Exercise text:
---*---
The result is a modern power metal cut that favors contour and color over maximal speed, trading relentless gallop for moments of cinematic breathing room. It is the kind of arrangement that suits both headphones and big rooms, with enough clarity to parse layers and enough punch to rattle the rafters.
Production: Polish with Bite
Produced, engineered and mixed by Janne Björkroth at JKB Studios, the track bears a glossy finish that still leaves room for texture. Guitars are present and articulate without masking the keyboard architecture, while the low end lands with disciplined weight. The master by Mika Jussila at Finnvox Studios completes the picture, keeping the top end lively and the chorus wide. It is a radio-ready sound that preserves the grit in Louhimo’s delivery and the metallic edge of the riffs.
On-Screen Storytelling
The official music video embraces the song’s metaphors with a stagecraft spirit. Shot with a focus on atmosphere and movement, it leans into illusionist and circus iconography: masks, mirrored looks, and a sense of ritualized performance. Ensemble scenes expand the frame beyond the band, as if the camera had slipped backstage into a secret pageant where the line between performer and spectator blurs.
Lighting cues and costuming underscore the push-pull of control and confusion. Flash-cuts and tableau-style shots mirror the lyric’s switch from bravado to reckoning, while the cast’s choreography turns the puppeteer motif into physical language. The effect is a production that reads quickly as rock theater but rewards close viewing with layered visual rhymes.
Performance Focus
Much of the video’s charge comes from the way the band inhabit the track. Louhimo’s presence carries the narrative center, flanked by a rhythm section that performs with clenched precision and guitarists who balance attack with melody. Keyboards occupy a visible storytelling role, bridging band and ensemble, music and mise-en-scène. It is a cohesive performance that sells the world of the song without losing live-wire energy.
Band Lineup
- Vocals: Noora Louhimo
- Guitars: Joona Björkroth
- Drums: Pyry Vikki
- Bass: Eero Sipilä
- Keyboards: Janne Björkroth
- Guitars: Juuso Soinio
Songwriting and Studio Credits
- Lyrics by Elise Widemark
- Music by Janne Björkroth
- Produced, engineered and mixed by Janne Björkroth at JKB Studios
- Mastered by Mika Jussila at Finnvox Studios
Video Production
Production Company: Legenda Film & TV (2021)
---*---
Task A:
Answer these questions from the track review:
(i) Who mastered the track, and at which studio?
(ii) Which production company made the video?
(iii) Who wrote the lyrics?
Task B: Extend the track review beyond its final line.

(Dataset entries)
---*---
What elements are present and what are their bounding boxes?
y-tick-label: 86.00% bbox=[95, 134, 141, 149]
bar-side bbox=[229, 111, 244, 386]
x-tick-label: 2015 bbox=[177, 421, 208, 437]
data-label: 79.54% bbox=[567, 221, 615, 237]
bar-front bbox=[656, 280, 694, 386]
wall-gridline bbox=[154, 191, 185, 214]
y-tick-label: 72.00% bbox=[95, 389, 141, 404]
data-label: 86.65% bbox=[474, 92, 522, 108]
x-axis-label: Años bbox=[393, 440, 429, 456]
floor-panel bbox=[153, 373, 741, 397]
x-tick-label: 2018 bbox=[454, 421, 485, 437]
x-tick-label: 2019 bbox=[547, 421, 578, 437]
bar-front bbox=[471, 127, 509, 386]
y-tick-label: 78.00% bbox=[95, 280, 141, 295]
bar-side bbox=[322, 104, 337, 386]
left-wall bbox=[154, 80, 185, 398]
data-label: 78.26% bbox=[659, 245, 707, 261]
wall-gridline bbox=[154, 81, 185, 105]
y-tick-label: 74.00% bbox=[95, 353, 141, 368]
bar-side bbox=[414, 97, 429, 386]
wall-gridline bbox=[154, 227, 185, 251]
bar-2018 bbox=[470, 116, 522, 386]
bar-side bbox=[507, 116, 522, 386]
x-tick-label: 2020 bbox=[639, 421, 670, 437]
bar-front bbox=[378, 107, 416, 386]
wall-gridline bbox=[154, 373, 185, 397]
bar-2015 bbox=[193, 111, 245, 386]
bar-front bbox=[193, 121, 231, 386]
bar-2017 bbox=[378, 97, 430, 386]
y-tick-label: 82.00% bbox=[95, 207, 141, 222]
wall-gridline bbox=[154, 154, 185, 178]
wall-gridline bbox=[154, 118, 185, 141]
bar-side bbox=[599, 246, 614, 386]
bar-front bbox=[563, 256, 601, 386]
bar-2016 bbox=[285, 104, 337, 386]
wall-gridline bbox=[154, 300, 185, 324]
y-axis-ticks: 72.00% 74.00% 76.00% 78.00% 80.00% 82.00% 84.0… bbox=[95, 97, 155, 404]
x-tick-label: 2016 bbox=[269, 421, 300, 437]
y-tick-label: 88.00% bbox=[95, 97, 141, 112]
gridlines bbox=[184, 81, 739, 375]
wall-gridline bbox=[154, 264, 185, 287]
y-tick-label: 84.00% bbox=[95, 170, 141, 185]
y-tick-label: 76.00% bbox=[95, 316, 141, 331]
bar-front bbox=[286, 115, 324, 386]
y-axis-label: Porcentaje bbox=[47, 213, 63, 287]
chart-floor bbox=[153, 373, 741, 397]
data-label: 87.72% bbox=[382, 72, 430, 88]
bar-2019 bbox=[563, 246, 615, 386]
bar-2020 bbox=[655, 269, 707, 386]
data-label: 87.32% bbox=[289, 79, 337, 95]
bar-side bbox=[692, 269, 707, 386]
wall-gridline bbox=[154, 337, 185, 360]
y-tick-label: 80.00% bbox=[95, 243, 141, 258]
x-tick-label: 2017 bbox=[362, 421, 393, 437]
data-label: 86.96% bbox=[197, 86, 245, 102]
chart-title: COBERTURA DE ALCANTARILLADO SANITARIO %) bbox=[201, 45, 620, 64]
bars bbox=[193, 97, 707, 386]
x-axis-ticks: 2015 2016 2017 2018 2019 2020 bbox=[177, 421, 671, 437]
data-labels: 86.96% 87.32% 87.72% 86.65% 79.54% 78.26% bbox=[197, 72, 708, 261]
---*---
Exercise output A:
(i) Mika Jussila, at Finnvox Studios
(ii) Legenda Film & TV (2021)
(iii) Elise Widemark

Exercise output B:
Cast
- Nina Tikkanen
- Jere Saarela
- Rami Lepistö
- Maria Nieminen
- Sini Ahonen
- Liisa Antila
- Kaisa Halmemies
- Sissi Hiltunen
- Paula Humalajoki
- Jenny Inkinen
- Sini Kaskinen
- Pasi Koivuniemi
- Ninni Korsow
- Janina Lamu
- Hanna Lehikoinen
- Ulla Lehtinen
- Minna Liukko
- Sakarias Liukko
- Tiina Maunu
- Hanna Murtola
- Hanna Männikkölahti
- Alisa Mäntylä
- Katariina Nurminen
- Milja Paananen
- Jaakko Pesu
- Samuli Rasmus
- Jamina Ålander
- Jyri Salminen
- Netta Simola
- Tiia Tuomela
- Monika Wolfmayr
- Aadolf Virtanen
Crew
- Markus Nieminen
- Ilkka Niemi
- Pekka Martti
- Arttu Sipilä
- Tommi Karjalainen
- Samuli Suoyrjö
- Miska Suominen
- Julia Tirkkonen
- Saara Kujansuu
- Jesse Bister
- Heini Tetri / KoKo
- Tero Molin
- Tommi Lepola
- Pete Jaako
- Marko Möttönen
- Kalle Korjus
- Mikael Nylund
- Hilda Polamo
- Lucas Lönnroos
- Kitte Klementtilä
- Katariina Tuttavainen
- Ilmatar Couture
Thanks
- Akun Tehdas
- Cireco Finland Oy
- Perttu Ketola
- Ina Luukkala
- Maya’s Cafe
- Maiju Pyykkö
- Kipinät-kuoro
- Rockers.fi
- Seija Aarola
- Sorin Sirkus
- Ville Finnilä
- Jouni Kivimäki
- Jackshop
- Jaska Aaltonen
Why It Lands
Master Of Illusion works because it unites Battle Beast’s metallic muscle with a clear dramatic spine. The chorus is immediate, the production gleams, and the video transforms allegory into motion. As a statement from Circus of Doom, it encapsulates the album’s fascination with spectacle and its costs, asking what happens when the trick is exposed and the house lights come up. Battle Beast answer with a song that keeps its cards visible, then wins the hand on execution.